# PROVIDED DATA

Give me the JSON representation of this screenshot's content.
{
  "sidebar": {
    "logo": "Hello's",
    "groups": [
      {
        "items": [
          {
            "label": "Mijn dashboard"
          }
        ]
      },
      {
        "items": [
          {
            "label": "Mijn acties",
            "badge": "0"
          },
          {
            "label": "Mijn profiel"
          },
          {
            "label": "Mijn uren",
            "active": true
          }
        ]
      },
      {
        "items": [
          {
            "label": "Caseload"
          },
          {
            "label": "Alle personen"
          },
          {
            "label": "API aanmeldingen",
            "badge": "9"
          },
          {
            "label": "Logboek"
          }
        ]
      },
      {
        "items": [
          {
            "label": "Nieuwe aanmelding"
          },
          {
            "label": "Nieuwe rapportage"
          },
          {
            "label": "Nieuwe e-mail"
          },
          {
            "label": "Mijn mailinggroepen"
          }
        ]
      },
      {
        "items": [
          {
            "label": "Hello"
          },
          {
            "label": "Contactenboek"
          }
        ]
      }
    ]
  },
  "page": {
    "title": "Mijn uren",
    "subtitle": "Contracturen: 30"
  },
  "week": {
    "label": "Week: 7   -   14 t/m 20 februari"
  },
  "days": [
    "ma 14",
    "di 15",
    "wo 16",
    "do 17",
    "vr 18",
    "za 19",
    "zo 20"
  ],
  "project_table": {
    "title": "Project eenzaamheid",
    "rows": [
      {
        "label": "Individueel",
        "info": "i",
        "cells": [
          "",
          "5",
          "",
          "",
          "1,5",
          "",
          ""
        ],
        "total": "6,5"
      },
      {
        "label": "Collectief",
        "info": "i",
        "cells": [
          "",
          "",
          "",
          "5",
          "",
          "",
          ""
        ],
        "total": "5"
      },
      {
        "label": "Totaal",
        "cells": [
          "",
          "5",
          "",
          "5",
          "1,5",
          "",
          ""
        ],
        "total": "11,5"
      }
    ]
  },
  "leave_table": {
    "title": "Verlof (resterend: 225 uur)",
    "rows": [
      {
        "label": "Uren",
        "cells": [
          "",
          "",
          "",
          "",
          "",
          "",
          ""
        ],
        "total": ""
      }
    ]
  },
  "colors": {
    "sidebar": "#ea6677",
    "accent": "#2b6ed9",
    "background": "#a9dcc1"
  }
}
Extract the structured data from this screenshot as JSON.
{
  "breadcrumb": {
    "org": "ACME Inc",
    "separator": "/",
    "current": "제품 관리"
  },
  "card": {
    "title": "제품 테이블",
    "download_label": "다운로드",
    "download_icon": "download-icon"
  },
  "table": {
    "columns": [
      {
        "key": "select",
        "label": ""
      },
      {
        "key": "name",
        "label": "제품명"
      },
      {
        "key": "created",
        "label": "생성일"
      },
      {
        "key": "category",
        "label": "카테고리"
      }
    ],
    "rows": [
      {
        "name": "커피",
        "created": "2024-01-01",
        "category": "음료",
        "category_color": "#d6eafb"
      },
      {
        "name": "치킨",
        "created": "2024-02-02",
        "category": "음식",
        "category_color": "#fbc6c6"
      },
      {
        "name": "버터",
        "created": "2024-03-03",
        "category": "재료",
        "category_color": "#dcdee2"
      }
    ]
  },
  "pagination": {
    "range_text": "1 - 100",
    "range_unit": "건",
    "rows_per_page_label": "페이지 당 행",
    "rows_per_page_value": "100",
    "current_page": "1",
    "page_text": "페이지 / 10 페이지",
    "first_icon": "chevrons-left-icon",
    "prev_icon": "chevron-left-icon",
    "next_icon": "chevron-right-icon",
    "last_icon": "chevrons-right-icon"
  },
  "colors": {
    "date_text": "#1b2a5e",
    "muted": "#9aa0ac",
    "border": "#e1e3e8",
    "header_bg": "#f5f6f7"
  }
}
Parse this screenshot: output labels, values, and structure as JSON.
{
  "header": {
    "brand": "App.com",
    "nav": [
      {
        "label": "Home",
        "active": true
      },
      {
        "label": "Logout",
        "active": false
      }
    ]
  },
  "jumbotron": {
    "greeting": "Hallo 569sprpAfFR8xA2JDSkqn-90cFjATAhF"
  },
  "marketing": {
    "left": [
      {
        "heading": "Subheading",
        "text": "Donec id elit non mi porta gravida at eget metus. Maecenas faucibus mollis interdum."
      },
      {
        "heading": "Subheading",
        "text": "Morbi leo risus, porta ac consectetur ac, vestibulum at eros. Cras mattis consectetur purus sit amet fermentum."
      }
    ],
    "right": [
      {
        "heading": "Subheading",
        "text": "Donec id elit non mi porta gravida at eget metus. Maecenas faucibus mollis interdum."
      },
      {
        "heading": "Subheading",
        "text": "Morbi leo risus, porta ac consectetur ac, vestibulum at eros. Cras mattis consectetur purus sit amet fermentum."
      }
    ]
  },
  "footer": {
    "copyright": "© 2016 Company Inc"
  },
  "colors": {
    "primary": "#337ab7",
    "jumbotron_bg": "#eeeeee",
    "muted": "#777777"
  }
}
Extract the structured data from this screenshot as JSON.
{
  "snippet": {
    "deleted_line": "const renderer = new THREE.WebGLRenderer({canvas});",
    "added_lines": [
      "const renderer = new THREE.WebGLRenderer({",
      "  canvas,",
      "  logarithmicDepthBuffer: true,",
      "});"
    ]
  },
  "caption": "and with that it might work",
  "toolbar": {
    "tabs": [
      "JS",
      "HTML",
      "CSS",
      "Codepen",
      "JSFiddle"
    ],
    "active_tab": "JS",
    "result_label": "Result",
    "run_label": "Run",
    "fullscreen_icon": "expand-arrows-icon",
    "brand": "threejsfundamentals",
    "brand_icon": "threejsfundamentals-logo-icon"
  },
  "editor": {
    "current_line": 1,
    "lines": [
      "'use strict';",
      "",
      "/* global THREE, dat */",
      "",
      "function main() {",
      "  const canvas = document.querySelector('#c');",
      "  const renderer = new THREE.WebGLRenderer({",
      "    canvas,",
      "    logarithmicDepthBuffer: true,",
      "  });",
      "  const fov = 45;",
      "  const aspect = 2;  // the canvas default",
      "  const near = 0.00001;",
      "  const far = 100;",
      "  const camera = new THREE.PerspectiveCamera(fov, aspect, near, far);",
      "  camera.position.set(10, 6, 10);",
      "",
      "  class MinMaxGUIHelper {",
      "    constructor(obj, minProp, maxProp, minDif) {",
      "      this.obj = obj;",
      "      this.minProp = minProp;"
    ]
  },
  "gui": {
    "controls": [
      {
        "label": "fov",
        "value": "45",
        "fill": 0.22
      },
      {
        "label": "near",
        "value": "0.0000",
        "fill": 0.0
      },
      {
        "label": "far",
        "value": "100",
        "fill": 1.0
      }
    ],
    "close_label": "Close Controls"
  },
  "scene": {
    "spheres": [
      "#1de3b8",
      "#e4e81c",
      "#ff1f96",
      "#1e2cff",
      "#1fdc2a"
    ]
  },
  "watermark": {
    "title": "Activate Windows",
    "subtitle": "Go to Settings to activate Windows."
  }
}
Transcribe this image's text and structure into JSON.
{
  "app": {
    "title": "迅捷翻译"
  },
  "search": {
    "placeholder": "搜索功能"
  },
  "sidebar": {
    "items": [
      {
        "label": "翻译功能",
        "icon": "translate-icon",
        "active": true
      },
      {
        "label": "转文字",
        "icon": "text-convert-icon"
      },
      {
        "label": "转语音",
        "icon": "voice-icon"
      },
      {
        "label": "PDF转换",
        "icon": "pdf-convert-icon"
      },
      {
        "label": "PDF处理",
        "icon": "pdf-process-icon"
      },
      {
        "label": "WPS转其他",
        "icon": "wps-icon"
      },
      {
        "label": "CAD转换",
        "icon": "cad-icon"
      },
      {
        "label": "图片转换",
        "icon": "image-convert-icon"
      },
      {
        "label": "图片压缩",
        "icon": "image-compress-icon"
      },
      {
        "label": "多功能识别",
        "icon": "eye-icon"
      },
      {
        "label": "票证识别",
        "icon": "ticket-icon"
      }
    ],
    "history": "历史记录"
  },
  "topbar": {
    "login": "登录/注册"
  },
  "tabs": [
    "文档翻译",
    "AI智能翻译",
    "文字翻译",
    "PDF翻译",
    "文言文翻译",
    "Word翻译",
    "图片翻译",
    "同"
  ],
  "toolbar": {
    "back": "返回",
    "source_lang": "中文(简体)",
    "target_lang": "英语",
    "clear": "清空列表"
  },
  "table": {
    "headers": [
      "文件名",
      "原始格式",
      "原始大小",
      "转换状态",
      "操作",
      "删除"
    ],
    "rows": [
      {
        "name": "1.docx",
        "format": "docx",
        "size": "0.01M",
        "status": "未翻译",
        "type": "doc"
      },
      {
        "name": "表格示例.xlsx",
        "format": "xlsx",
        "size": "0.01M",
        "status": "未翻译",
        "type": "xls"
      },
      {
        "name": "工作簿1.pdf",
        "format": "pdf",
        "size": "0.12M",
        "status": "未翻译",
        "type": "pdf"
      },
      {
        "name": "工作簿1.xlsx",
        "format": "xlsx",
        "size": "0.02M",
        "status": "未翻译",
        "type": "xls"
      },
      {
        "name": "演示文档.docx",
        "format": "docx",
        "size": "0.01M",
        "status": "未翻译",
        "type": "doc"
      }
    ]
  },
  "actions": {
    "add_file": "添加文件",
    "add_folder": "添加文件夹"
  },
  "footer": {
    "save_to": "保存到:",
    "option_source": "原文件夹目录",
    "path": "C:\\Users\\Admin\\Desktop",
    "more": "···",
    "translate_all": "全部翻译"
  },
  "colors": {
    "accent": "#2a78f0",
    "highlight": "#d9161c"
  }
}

# SET PROBLEM
Copy each line of the listing that includes "renderer".

# EXPECTED OUTPUT
    "deleted_line": "const renderer = new THREE.WebGLRenderer({canvas});",
      "const renderer = new THREE.WebGLRenderer({",
      "  const renderer = new THREE.WebGLRenderer({",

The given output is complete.